**Information provided**
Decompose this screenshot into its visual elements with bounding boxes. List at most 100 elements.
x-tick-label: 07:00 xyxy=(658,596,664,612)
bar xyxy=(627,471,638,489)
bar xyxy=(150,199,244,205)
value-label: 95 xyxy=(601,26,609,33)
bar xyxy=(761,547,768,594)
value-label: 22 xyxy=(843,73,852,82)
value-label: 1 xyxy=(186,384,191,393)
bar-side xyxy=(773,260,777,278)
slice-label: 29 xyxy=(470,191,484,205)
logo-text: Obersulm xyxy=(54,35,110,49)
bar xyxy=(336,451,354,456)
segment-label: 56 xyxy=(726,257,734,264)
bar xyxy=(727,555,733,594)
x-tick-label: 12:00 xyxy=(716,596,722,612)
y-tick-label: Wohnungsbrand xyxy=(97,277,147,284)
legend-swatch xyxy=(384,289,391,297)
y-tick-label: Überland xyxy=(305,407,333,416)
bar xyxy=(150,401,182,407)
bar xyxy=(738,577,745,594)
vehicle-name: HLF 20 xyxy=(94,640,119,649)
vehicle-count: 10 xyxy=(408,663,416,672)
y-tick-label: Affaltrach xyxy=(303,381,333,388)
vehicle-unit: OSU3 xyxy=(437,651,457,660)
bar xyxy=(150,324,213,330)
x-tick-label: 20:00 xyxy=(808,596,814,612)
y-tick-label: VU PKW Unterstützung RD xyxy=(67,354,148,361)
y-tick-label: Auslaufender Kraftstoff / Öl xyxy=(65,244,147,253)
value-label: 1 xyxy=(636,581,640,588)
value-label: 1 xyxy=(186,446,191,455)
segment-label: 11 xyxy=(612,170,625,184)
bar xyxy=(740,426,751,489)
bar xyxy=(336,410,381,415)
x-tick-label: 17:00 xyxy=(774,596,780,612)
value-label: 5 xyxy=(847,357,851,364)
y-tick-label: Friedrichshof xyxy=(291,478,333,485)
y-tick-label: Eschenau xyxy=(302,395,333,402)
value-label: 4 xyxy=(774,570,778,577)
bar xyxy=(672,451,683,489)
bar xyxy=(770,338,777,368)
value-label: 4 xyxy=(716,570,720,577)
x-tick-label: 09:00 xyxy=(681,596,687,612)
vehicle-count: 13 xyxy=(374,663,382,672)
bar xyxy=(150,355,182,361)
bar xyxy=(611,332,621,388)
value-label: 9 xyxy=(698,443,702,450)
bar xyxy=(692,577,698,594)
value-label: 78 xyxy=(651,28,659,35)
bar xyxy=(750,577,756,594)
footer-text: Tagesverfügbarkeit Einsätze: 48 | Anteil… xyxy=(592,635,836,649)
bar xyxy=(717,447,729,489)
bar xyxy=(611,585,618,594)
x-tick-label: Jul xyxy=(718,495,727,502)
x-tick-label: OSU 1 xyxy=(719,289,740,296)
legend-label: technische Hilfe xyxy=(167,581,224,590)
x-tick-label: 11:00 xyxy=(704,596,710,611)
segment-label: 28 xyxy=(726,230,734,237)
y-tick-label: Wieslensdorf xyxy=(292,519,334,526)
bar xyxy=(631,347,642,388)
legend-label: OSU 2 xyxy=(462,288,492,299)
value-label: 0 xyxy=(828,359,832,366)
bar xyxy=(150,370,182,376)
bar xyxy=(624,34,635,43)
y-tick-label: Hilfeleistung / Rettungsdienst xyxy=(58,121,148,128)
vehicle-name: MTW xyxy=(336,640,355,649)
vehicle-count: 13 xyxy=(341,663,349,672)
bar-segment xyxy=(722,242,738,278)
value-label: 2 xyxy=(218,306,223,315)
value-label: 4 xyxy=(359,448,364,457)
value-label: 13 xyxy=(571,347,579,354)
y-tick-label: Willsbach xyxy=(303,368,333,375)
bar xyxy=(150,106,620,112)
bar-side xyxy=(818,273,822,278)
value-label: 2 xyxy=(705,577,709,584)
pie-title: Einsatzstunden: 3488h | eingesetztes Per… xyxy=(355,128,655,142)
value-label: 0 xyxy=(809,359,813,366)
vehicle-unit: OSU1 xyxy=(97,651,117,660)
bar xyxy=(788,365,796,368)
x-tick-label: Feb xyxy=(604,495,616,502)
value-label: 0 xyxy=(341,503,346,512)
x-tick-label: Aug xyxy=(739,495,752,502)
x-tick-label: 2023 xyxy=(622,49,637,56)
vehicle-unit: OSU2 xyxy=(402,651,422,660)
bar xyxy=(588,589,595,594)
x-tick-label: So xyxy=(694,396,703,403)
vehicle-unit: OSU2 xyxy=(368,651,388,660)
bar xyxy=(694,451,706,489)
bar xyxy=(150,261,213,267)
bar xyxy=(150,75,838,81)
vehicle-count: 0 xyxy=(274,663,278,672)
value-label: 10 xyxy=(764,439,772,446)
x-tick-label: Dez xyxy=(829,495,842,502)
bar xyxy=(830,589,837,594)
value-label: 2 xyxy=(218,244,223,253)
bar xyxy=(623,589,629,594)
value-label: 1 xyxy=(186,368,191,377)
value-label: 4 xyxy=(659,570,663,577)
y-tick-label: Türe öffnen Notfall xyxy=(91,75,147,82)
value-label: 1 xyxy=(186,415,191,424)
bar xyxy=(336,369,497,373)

**Given request**
Return the lines starting at the beginning of the records and ending at the line containing "x-tick-label: 12:00 xyxy=(716,596,722,612)", with both ends included and each line reproduced without change.

**Task output**
Decompose this screenshot into its visual elements with bounding boxes. List at most 100 elements.
x-tick-label: 07:00 xyxy=(658,596,664,612)
bar xyxy=(627,471,638,489)
bar xyxy=(150,199,244,205)
value-label: 95 xyxy=(601,26,609,33)
bar xyxy=(761,547,768,594)
value-label: 22 xyxy=(843,73,852,82)
value-label: 1 xyxy=(186,384,191,393)
bar-side xyxy=(773,260,777,278)
slice-label: 29 xyxy=(470,191,484,205)
logo-text: Obersulm xyxy=(54,35,110,49)
bar xyxy=(336,451,354,456)
segment-label: 56 xyxy=(726,257,734,264)
bar xyxy=(727,555,733,594)
x-tick-label: 12:00 xyxy=(716,596,722,612)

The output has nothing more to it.